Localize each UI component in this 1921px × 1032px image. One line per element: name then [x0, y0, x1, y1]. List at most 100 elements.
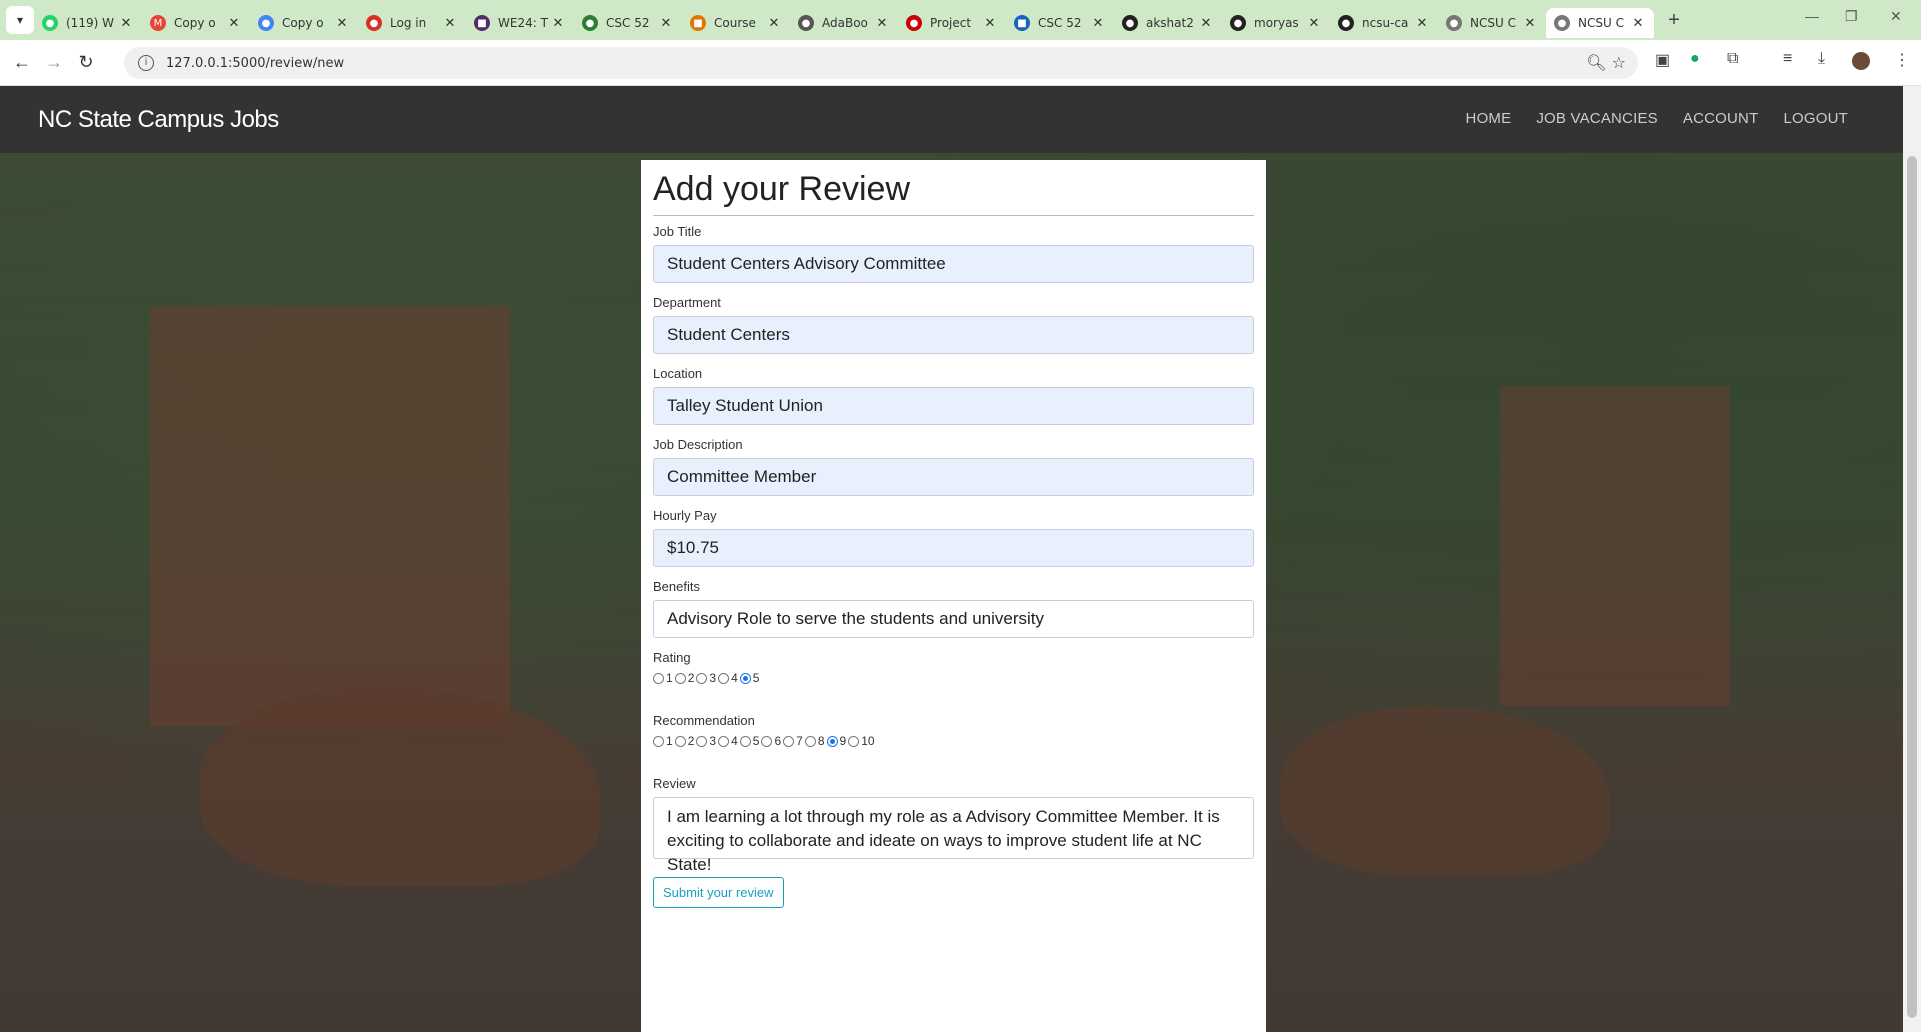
tab-close-icon[interactable]: ✕: [1198, 16, 1214, 31]
rating-radio-button[interactable]: [718, 672, 730, 684]
browser-tab[interactable]: M Copy o ✕: [142, 8, 250, 38]
recommendation-option[interactable]: 8: [804, 734, 825, 748]
recommendation-radio-button[interactable]: [761, 735, 773, 747]
browser-menu-icon[interactable]: ⋮: [1894, 50, 1910, 70]
tab-close-icon[interactable]: ✕: [1522, 16, 1538, 31]
recommendation-radio-button[interactable]: [826, 735, 838, 747]
tab-close-icon[interactable]: ✕: [1306, 16, 1322, 31]
rating-radio-button[interactable]: [653, 672, 664, 684]
minimize-icon[interactable]: —: [1805, 8, 1819, 24]
browser-tab[interactable]: ● Project ✕: [898, 8, 1006, 38]
extensions-puzzle-icon[interactable]: ⧉: [1727, 50, 1738, 68]
tab-close-icon[interactable]: ✕: [1630, 16, 1646, 31]
rating-option[interactable]: 5: [739, 671, 759, 685]
benefits-input[interactable]: Advisory Role to serve the students and …: [653, 600, 1254, 638]
rating-option[interactable]: 4: [718, 671, 738, 685]
tab-close-icon[interactable]: ✕: [334, 16, 350, 31]
submit-review-button[interactable]: Submit your review: [653, 877, 784, 908]
nav-logout[interactable]: LOGOUT: [1783, 110, 1848, 127]
rating-radio-button[interactable]: [739, 672, 751, 684]
tab-close-icon[interactable]: ✕: [118, 16, 134, 31]
new-tab-button[interactable]: +: [1660, 9, 1688, 32]
close-window-icon[interactable]: ✕: [1890, 8, 1902, 25]
tab-close-icon[interactable]: ✕: [1414, 16, 1430, 31]
browser-tab[interactable]: ● moryas ✕: [1222, 8, 1330, 38]
recommendation-radio-button[interactable]: [804, 735, 816, 747]
browser-tab[interactable]: ● akshat2 ✕: [1114, 8, 1222, 38]
site-brand[interactable]: NC State Campus Jobs: [38, 106, 279, 134]
site-info-icon[interactable]: i: [138, 55, 154, 71]
address-bar[interactable]: i 127.0.0.1:5000/review/new 🔍︎ ☆: [124, 47, 1638, 79]
page-viewport: NC State Campus Jobs HOME JOB VACANCIES …: [0, 86, 1903, 1032]
department-input[interactable]: Student Centers: [653, 316, 1254, 354]
recommendation-option[interactable]: 2: [674, 734, 694, 748]
restore-icon[interactable]: ❐: [1845, 8, 1858, 25]
tab-close-icon[interactable]: ✕: [658, 16, 674, 31]
nav-job-vacancies[interactable]: JOB VACANCIES: [1536, 110, 1658, 127]
location-input[interactable]: Talley Student Union: [653, 387, 1254, 425]
browser-tab[interactable]: ● NCSU C ✕: [1438, 8, 1546, 38]
tab-favicon-icon: ●: [1338, 15, 1354, 31]
review-textarea[interactable]: I am learning a lot through my role as a…: [653, 797, 1254, 874]
rating-radio-button[interactable]: [696, 672, 708, 684]
rating-option[interactable]: 2: [674, 671, 694, 685]
rating-radio-button[interactable]: [674, 672, 686, 684]
recommendation-radio-button[interactable]: [739, 735, 751, 747]
tab-close-icon[interactable]: ✕: [766, 16, 782, 31]
recommendation-radio-button[interactable]: [783, 735, 795, 747]
rating-option[interactable]: 3: [696, 671, 716, 685]
recommendation-option-label: 9: [839, 734, 847, 748]
media-control-icon[interactable]: ≡: [1783, 50, 1792, 68]
tab-close-icon[interactable]: ✕: [226, 16, 242, 31]
tab-close-icon[interactable]: ✕: [550, 16, 566, 31]
location-label: Location: [653, 366, 703, 381]
recommendation-radio-button[interactable]: [653, 735, 664, 747]
profile-avatar[interactable]: [1852, 52, 1870, 70]
browser-tab[interactable]: ■ CSC 52 ✕: [1006, 8, 1114, 38]
rating-option[interactable]: 1: [653, 671, 673, 685]
tab-close-icon[interactable]: ✕: [1090, 16, 1106, 31]
reload-button[interactable]: ↻: [70, 52, 102, 73]
recommendation-option[interactable]: 3: [696, 734, 716, 748]
tab-close-icon[interactable]: ✕: [982, 16, 998, 31]
recommendation-option[interactable]: 4: [718, 734, 738, 748]
recommendation-radio-button[interactable]: [674, 735, 686, 747]
forward-button[interactable]: →: [38, 52, 70, 73]
recommendation-option[interactable]: 10: [848, 734, 875, 748]
browser-tab[interactable]: ● AdaBoo ✕: [790, 8, 898, 38]
job-title-input[interactable]: Student Centers Advisory Committee: [653, 245, 1254, 283]
browser-tab[interactable]: ● Log in ✕: [358, 8, 466, 38]
back-button[interactable]: ←: [6, 52, 38, 73]
tab-search-button[interactable]: ▾: [6, 6, 34, 34]
recommendation-option[interactable]: 9: [826, 734, 847, 748]
extension-icon[interactable]: ▣: [1655, 50, 1670, 70]
hourly-pay-input[interactable]: $10.75: [653, 529, 1254, 567]
rating-option-label: 1: [666, 671, 673, 685]
browser-tab[interactable]: ● Copy o ✕: [250, 8, 358, 38]
zoom-and-bookmark-icons[interactable]: 🔍︎ ☆: [1586, 53, 1626, 72]
location-field: Location Talley Student Union: [653, 366, 1254, 425]
recommendation-option[interactable]: 7: [783, 734, 803, 748]
browser-tab[interactable]: ■ Course ✕: [682, 8, 790, 38]
browser-tab[interactable]: ● NCSU C ✕: [1546, 8, 1654, 38]
recommendation-option[interactable]: 6: [761, 734, 781, 748]
nav-home[interactable]: HOME: [1466, 110, 1512, 127]
nav-account[interactable]: ACCOUNT: [1683, 110, 1759, 127]
browser-tab[interactable]: ● ncsu-ca ✕: [1330, 8, 1438, 38]
recommendation-radio-button[interactable]: [696, 735, 708, 747]
browser-tab[interactable]: ● (119) W ✕: [34, 8, 142, 38]
scrollbar-thumb[interactable]: [1907, 156, 1917, 1018]
browser-tab[interactable]: ● CSC 52 ✕: [574, 8, 682, 38]
grammarly-icon[interactable]: ●: [1690, 50, 1700, 68]
recommendation-radio-button[interactable]: [848, 735, 860, 747]
download-icon[interactable]: ⤓: [1818, 50, 1825, 68]
page-scrollbar[interactable]: [1903, 86, 1921, 1032]
recommendation-option[interactable]: 1: [653, 734, 673, 748]
tab-close-icon[interactable]: ✕: [442, 16, 458, 31]
recommendation-radio-button[interactable]: [718, 735, 730, 747]
recommendation-option[interactable]: 5: [739, 734, 759, 748]
description-input[interactable]: Committee Member: [653, 458, 1254, 496]
browser-tab[interactable]: ■ WE24: T ✕: [466, 8, 574, 38]
review-form-card: Add your Review Job Title Student Center…: [641, 160, 1266, 1032]
tab-close-icon[interactable]: ✕: [874, 16, 890, 31]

——————

OBJECTIVE: Quote the data above word for word. Begin at the line that has "tab-close-icon[interactable]: ✕: [1198, 16, 1214, 31]" and stop after the line that has "close-window-icon[interactable]: ✕: [1890, 8, 1902, 25]".

EXERCISE OUTPUT:
tab-close-icon[interactable]: ✕: [1198, 16, 1214, 31]
rating-radio-button[interactable]: [718, 672, 730, 684]
browser-tab[interactable]: M Copy o ✕: [142, 8, 250, 38]
recommendation-option[interactable]: 8: [804, 734, 825, 748]
recommendation-radio-button[interactable]: [761, 735, 773, 747]
browser-menu-icon[interactable]: ⋮: [1894, 50, 1910, 70]
tab-close-icon[interactable]: ✕: [1522, 16, 1538, 31]
recommendation-radio-button[interactable]: [826, 735, 838, 747]
tab-close-icon[interactable]: ✕: [1306, 16, 1322, 31]
rating-radio-button[interactable]: [653, 672, 664, 684]
minimize-icon[interactable]: —: [1805, 8, 1819, 24]
browser-tab[interactable]: ● Project ✕: [898, 8, 1006, 38]
extensions-puzzle-icon[interactable]: ⧉: [1727, 50, 1738, 68]
tab-close-icon[interactable]: ✕: [1630, 16, 1646, 31]
rating-option[interactable]: 5: [739, 671, 759, 685]
benefits-input[interactable]: Advisory Role to serve the students and …: [653, 600, 1254, 638]
rating-option[interactable]: 4: [718, 671, 738, 685]
tab-close-icon[interactable]: ✕: [334, 16, 350, 31]
submit-review-button[interactable]: Submit your review: [653, 877, 784, 908]
nav-logout[interactable]: LOGOUT: [1783, 110, 1848, 127]
rating-radio-button[interactable]: [739, 672, 751, 684]
tab-close-icon[interactable]: ✕: [118, 16, 134, 31]
new-tab-button[interactable]: +: [1660, 9, 1688, 32]
close-window-icon[interactable]: ✕: [1890, 8, 1902, 25]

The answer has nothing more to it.